# Goal of the exercise:
Retype, without alteration, each line from the line containing "Type out the text in this image." to the final line of the records.

--------------------------------

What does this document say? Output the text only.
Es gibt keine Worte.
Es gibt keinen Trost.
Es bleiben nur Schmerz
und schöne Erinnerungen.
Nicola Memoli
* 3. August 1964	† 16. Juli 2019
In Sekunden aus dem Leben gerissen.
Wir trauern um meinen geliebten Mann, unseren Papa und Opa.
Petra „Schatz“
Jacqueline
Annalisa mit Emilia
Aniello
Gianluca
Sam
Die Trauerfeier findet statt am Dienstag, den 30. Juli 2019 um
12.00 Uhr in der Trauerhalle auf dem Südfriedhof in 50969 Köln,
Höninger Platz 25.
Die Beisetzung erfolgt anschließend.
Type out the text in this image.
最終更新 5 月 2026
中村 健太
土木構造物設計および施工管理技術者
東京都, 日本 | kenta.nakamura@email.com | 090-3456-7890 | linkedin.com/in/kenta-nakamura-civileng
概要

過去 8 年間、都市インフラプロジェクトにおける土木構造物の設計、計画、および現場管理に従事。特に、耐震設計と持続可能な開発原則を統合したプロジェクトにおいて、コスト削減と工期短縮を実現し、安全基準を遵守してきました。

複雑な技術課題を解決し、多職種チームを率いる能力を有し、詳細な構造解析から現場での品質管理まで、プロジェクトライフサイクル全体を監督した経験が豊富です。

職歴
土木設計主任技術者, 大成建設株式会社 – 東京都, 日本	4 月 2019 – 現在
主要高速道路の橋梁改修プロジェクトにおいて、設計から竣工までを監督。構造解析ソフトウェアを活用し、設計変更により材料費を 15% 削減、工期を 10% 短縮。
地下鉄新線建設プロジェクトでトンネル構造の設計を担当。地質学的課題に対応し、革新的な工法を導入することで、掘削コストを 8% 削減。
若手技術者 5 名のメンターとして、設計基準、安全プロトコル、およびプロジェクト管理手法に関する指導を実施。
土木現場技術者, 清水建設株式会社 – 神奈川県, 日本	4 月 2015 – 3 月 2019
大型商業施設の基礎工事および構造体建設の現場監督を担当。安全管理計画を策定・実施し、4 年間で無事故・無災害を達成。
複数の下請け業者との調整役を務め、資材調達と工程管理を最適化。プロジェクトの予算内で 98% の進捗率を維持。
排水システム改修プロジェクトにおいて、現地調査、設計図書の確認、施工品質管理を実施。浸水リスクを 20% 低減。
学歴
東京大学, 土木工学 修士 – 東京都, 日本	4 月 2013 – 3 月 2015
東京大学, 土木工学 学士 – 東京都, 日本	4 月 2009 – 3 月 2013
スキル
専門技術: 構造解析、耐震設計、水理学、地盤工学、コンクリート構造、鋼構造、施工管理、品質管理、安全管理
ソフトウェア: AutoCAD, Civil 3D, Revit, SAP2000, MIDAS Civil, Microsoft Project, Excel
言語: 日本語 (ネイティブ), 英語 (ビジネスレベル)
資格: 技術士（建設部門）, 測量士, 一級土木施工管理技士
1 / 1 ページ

--------------------------------

# Final result:
Type out the text in this image.
最終更新 5 月 2026
中村 健太
土木構造物設計および施工管理技術者
東京都, 日本 | kenta.nakamura@email.com | 090-3456-7890 | linkedin.com/in/kenta-nakamura-civileng
概要

過去 8 年間、都市インフラプロジェクトにおける土木構造物の設計、計画、および現場管理に従事。特に、耐震設計と持続可能な開発原則を統合したプロジェクトにおいて、コスト削減と工期短縮を実現し、安全基準を遵守してきました。

複雑な技術課題を解決し、多職種チームを率いる能力を有し、詳細な構造解析から現場での品質管理まで、プロジェクトライフサイクル全体を監督した経験が豊富です。

職歴
土木設計主任技術者, 大成建設株式会社 – 東京都, 日本	4 月 2019 – 現在
主要高速道路の橋梁改修プロジェクトにおいて、設計から竣工までを監督。構造解析ソフトウェアを活用し、設計変更により材料費を 15% 削減、工期を 10% 短縮。
地下鉄新線建設プロジェクトでトンネル構造の設計を担当。地質学的課題に対応し、革新的な工法を導入することで、掘削コストを 8% 削減。
若手技術者 5 名のメンターとして、設計基準、安全プロトコル、およびプロジェクト管理手法に関する指導を実施。
土木現場技術者, 清水建設株式会社 – 神奈川県, 日本	4 月 2015 – 3 月 2019
大型商業施設の基礎工事および構造体建設の現場監督を担当。安全管理計画を策定・実施し、4 年間で無事故・無災害を達成。
複数の下請け業者との調整役を務め、資材調達と工程管理を最適化。プロジェクトの予算内で 98% の進捗率を維持。
排水システム改修プロジェクトにおいて、現地調査、設計図書の確認、施工品質管理を実施。浸水リスクを 20% 低減。
学歴
東京大学, 土木工学 修士 – 東京都, 日本	4 月 2013 – 3 月 2015
東京大学, 土木工学 学士 – 東京都, 日本	4 月 2009 – 3 月 2013
スキル
専門技術: 構造解析、耐震設計、水理学、地盤工学、コンクリート構造、鋼構造、施工管理、品質管理、安全管理
ソフトウェア: AutoCAD, Civil 3D, Revit, SAP2000, MIDAS Civil, Microsoft Project, Excel
言語: 日本語 (ネイティブ), 英語 (ビジネスレベル)
資格: 技術士（建設部門）, 測量士, 一級土木施工管理技士
1 / 1 ページ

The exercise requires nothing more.